Transcribe every line, keeping it exact.

*Information given*

>> start

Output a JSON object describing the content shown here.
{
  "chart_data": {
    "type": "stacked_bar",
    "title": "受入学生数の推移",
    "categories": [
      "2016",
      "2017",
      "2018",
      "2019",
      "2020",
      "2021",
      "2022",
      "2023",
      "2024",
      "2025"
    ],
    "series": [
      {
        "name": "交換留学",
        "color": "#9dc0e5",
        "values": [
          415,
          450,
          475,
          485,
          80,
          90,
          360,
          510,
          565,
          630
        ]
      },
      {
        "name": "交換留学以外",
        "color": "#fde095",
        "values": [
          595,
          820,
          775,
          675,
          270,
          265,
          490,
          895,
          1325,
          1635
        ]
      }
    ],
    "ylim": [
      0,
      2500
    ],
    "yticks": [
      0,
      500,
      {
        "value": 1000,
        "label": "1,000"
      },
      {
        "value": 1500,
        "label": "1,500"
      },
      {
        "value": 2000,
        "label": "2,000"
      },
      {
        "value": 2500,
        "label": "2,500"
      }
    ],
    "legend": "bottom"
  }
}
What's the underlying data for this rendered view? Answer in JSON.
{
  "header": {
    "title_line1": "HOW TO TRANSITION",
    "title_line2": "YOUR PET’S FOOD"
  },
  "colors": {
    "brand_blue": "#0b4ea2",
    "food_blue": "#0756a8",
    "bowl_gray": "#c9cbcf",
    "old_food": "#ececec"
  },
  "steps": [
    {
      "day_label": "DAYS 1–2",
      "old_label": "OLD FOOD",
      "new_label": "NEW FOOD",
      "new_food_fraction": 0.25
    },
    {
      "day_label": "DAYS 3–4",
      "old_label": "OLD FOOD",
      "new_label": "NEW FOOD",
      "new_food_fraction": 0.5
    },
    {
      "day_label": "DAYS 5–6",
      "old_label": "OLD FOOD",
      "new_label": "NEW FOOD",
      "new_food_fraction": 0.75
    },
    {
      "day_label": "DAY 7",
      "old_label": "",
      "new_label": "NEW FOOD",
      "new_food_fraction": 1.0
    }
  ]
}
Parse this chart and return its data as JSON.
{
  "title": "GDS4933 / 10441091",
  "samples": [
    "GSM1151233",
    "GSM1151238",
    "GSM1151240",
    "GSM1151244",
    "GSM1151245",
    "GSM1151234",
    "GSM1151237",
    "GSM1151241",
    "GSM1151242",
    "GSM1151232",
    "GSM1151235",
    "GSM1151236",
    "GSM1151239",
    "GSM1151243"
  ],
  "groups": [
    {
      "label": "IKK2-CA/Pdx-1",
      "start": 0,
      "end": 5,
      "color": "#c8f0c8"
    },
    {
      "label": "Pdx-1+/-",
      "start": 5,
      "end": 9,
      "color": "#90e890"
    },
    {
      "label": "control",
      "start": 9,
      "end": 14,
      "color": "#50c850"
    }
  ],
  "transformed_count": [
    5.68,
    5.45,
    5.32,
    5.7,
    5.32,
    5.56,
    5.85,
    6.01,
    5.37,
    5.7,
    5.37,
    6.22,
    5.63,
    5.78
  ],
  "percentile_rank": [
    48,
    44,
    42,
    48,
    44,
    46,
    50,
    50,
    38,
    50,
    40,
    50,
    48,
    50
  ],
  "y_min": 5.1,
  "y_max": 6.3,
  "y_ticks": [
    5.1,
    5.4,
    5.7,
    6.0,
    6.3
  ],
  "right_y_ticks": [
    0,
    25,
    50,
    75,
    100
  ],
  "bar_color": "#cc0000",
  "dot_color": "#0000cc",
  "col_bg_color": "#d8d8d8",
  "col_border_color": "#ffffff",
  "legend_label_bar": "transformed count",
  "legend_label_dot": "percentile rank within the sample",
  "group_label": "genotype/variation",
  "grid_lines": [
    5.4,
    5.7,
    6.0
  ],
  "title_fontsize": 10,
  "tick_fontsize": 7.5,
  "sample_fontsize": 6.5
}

>> end

*Solution to this task*
Output a JSON object describing the content shown here.
{
  "chart_data": {
    "type": "stacked_bar",
    "title": "受入学生数の推移",
    "categories": [
      "2016",
      "2017",
      "2018",
      "2019",
      "2020",
      "2021",
      "2022",
      "2023",
      "2024",
      "2025"
    ],
    "series": [
      {
        "name": "交換留学",
        "color": "#9dc0e5",
        "values": [
          415,
          450,
          475,
          485,
          80,
          90,
          360,
          510,
          565,
          630
        ]
      },
      {
        "name": "交換留学以外",
        "color": "#fde095",
        "values": [
          595,
          820,
          775,
          675,
          270,
          265,
          490,
          895,
          1325,
          1635
        ]
      }
    ],
    "ylim": [
      0,
      2500
    ],
    "yticks": [
      0,
      500,
      {
        "value": 1000,
        "label": "1,000"
      },
      {
        "value": 1500,
        "label": "1,500"
      },
      {
        "value": 2000,
        "label": "2,000"
      },
      {
        "value": 2500,
        "label": "2,500"
      }
    ],
    "legend": "bottom"
  }
}
What's the underlying data for this rendered view? Answer in JSON.
{
  "header": {
    "title_line1": "HOW TO TRANSITION",
    "title_line2": "YOUR PET’S FOOD"
  },
  "colors": {
    "brand_blue": "#0b4ea2",
    "food_blue": "#0756a8",
    "bowl_gray": "#c9cbcf",
    "old_food": "#ececec"
  },
  "steps": [
    {
      "day_label": "DAYS 1–2",
      "old_label": "OLD FOOD",
      "new_label": "NEW FOOD",
      "new_food_fraction": 0.25
    },
    {
      "day_label": "DAYS 3–4",
      "old_label": "OLD FOOD",
      "new_label": "NEW FOOD",
      "new_food_fraction": 0.5
    },
    {
      "day_label": "DAYS 5–6",
      "old_label": "OLD FOOD",
      "new_label": "NEW FOOD",
      "new_food_fraction": 0.75
    },
    {
      "day_label": "DAY 7",
      "old_label": "",
      "new_label": "NEW FOOD",
      "new_food_fraction": 1.0
    }
  ]
}
Parse this chart and return its data as JSON.
{
  "title": "GDS4933 / 10441091",
  "samples": [
    "GSM1151233",
    "GSM1151238",
    "GSM1151240",
    "GSM1151244",
    "GSM1151245",
    "GSM1151234",
    "GSM1151237",
    "GSM1151241",
    "GSM1151242",
    "GSM1151232",
    "GSM1151235",
    "GSM1151236",
    "GSM1151239",
    "GSM1151243"
  ],
  "groups": [
    {
      "label": "IKK2-CA/Pdx-1",
      "start": 0,
      "end": 5,
      "color": "#c8f0c8"
    },
    {
      "label": "Pdx-1+/-",
      "start": 5,
      "end": 9,
      "color": "#90e890"
    },
    {
      "label": "control",
      "start": 9,
      "end": 14,
      "color": "#50c850"
    }
  ],
  "transformed_count": [
    5.68,
    5.45,
    5.32,
    5.7,
    5.32,
    5.56,
    5.85,
    6.01,
    5.37,
    5.7,
    5.37,
    6.22,
    5.63,
    5.78
  ],
  "percentile_rank": [
    48,
    44,
    42,
    48,
    44,
    46,
    50,
    50,
    38,
    50,
    40,
    50,
    48,
    50
  ],
  "y_min": 5.1,
  "y_max": 6.3,
  "y_ticks": [
    5.1,
    5.4,
    5.7,
    6.0,
    6.3
  ],
  "right_y_ticks": [
    0,
    25,
    50,
    75,
    100
  ],
  "bar_color": "#cc0000",
  "dot_color": "#0000cc",
  "col_bg_color": "#d8d8d8",
  "col_border_color": "#ffffff",
  "legend_label_bar": "transformed count",
  "legend_label_dot": "percentile rank within the sample",
  "group_label": "genotype/variation",
  "grid_lines": [
    5.4,
    5.7,
    6.0
  ],
  "title_fontsize": 10,
  "tick_fontsize": 7.5,
  "sample_fontsize": 6.5
}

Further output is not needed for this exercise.